STATED TASK — What follows is a listing. Return every line of it exactly.

Stored data

—————

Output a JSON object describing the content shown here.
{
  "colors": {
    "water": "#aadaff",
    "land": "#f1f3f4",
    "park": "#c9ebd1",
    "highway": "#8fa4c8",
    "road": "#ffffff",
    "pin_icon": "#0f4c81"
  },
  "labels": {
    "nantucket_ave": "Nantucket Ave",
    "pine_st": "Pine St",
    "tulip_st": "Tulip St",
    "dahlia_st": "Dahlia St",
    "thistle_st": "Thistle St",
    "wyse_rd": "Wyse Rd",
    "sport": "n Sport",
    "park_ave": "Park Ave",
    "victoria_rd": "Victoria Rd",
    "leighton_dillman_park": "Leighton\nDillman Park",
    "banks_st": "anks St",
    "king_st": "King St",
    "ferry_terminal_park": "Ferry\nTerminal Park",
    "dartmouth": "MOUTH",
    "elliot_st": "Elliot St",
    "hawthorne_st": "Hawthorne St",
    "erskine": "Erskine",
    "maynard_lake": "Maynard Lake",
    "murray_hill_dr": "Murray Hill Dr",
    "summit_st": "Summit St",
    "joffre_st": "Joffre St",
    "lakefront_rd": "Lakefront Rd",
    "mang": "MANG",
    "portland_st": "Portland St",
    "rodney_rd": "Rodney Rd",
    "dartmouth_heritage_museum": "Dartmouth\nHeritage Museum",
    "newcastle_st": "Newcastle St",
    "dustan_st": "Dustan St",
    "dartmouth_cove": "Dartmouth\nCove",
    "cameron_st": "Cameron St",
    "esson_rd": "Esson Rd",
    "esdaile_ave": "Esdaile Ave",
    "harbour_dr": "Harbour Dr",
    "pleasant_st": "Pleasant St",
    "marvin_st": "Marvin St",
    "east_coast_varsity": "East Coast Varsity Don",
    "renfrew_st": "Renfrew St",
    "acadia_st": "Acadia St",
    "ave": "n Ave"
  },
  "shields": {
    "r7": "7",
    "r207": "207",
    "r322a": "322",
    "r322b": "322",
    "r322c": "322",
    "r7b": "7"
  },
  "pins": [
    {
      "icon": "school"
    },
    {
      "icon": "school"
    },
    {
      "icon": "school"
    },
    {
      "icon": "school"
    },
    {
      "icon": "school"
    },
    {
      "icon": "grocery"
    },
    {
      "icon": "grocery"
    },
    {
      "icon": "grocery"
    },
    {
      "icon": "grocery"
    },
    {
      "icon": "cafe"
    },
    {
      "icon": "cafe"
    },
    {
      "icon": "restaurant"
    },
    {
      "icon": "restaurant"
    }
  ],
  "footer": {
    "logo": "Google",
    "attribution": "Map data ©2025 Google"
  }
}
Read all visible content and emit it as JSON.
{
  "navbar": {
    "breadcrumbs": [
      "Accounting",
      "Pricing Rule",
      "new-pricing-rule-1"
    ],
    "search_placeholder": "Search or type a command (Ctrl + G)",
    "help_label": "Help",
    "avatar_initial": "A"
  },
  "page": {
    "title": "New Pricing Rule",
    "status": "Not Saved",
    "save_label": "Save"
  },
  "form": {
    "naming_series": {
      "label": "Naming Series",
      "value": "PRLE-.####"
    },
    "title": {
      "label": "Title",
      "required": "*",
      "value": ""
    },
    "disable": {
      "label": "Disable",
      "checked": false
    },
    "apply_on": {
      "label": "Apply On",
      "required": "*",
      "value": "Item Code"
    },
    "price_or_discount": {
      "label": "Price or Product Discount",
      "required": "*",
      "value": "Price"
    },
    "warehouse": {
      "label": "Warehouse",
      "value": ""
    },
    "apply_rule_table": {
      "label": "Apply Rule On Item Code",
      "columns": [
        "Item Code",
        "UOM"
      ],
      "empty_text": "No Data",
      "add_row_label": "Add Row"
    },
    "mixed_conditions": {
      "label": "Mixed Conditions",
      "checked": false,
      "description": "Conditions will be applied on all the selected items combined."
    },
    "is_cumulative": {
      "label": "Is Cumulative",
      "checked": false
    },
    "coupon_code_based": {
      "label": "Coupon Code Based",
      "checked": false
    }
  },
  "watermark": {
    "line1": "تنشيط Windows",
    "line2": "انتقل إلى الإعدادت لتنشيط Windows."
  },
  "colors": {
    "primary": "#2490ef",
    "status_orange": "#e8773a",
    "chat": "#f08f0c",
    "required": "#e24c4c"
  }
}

—————

ANSWER TO THIS TASK —
Output a JSON object describing the content shown here.
{
  "colors": {
    "water": "#aadaff",
    "land": "#f1f3f4",
    "park": "#c9ebd1",
    "highway": "#8fa4c8",
    "road": "#ffffff",
    "pin_icon": "#0f4c81"
  },
  "labels": {
    "nantucket_ave": "Nantucket Ave",
    "pine_st": "Pine St",
    "tulip_st": "Tulip St",
    "dahlia_st": "Dahlia St",
    "thistle_st": "Thistle St",
    "wyse_rd": "Wyse Rd",
    "sport": "n Sport",
    "park_ave": "Park Ave",
    "victoria_rd": "Victoria Rd",
    "leighton_dillman_park": "Leighton\nDillman Park",
    "banks_st": "anks St",
    "king_st": "King St",
    "ferry_terminal_park": "Ferry\nTerminal Park",
    "dartmouth": "MOUTH",
    "elliot_st": "Elliot St",
    "hawthorne_st": "Hawthorne St",
    "erskine": "Erskine",
    "maynard_lake": "Maynard Lake",
    "murray_hill_dr": "Murray Hill Dr",
    "summit_st": "Summit St",
    "joffre_st": "Joffre St",
    "lakefront_rd": "Lakefront Rd",
    "mang": "MANG",
    "portland_st": "Portland St",
    "rodney_rd": "Rodney Rd",
    "dartmouth_heritage_museum": "Dartmouth\nHeritage Museum",
    "newcastle_st": "Newcastle St",
    "dustan_st": "Dustan St",
    "dartmouth_cove": "Dartmouth\nCove",
    "cameron_st": "Cameron St",
    "esson_rd": "Esson Rd",
    "esdaile_ave": "Esdaile Ave",
    "harbour_dr": "Harbour Dr",
    "pleasant_st": "Pleasant St",
    "marvin_st": "Marvin St",
    "east_coast_varsity": "East Coast Varsity Don",
    "renfrew_st": "Renfrew St",
    "acadia_st": "Acadia St",
    "ave": "n Ave"
  },
  "shields": {
    "r7": "7",
    "r207": "207",
    "r322a": "322",
    "r322b": "322",
    "r322c": "322",
    "r7b": "7"
  },
  "pins": [
    {
      "icon": "school"
    },
    {
      "icon": "school"
    },
    {
      "icon": "school"
    },
    {
      "icon": "school"
    },
    {
      "icon": "school"
    },
    {
      "icon": "grocery"
    },
    {
      "icon": "grocery"
    },
    {
      "icon": "grocery"
    },
    {
      "icon": "grocery"
    },
    {
      "icon": "cafe"
    },
    {
      "icon": "cafe"
    },
    {
      "icon": "restaurant"
    },
    {
      "icon": "restaurant"
    }
  ],
  "footer": {
    "logo": "Google",
    "attribution": "Map data ©2025 Google"
  }
}
Read all visible content and emit it as JSON.
{
  "navbar": {
    "breadcrumbs": [
      "Accounting",
      "Pricing Rule",
      "new-pricing-rule-1"
    ],
    "search_placeholder": "Search or type a command (Ctrl + G)",
    "help_label": "Help",
    "avatar_initial": "A"
  },
  "page": {
    "title": "New Pricing Rule",
    "status": "Not Saved",
    "save_label": "Save"
  },
  "form": {
    "naming_series": {
      "label": "Naming Series",
      "value": "PRLE-.####"
    },
    "title": {
      "label": "Title",
      "required": "*",
      "value": ""
    },
    "disable": {
      "label": "Disable",
      "checked": false
    },
    "apply_on": {
      "label": "Apply On",
      "required": "*",
      "value": "Item Code"
    },
    "price_or_discount": {
      "label": "Price or Product Discount",
      "required": "*",
      "value": "Price"
    },
    "warehouse": {
      "label": "Warehouse",
      "value": ""
    },
    "apply_rule_table": {
      "label": "Apply Rule On Item Code",
      "columns": [
        "Item Code",
        "UOM"
      ],
      "empty_text": "No Data",
      "add_row_label": "Add Row"
    },
    "mixed_conditions": {
      "label": "Mixed Conditions",
      "checked": false,
      "description": "Conditions will be applied on all the selected items combined."
    },
    "is_cumulative": {
      "label": "Is Cumulative",
      "checked": false
    },
    "coupon_code_based": {
      "label": "Coupon Code Based",
      "checked": false
    }
  },
  "watermark": {
    "line1": "تنشيط Windows",
    "line2": "انتقل إلى الإعدادت لتنشيط Windows."
  },
  "colors": {
    "primary": "#2490ef",
    "status_orange": "#e8773a",
    "chat": "#f08f0c",
    "required": "#e24c4c"
  }
}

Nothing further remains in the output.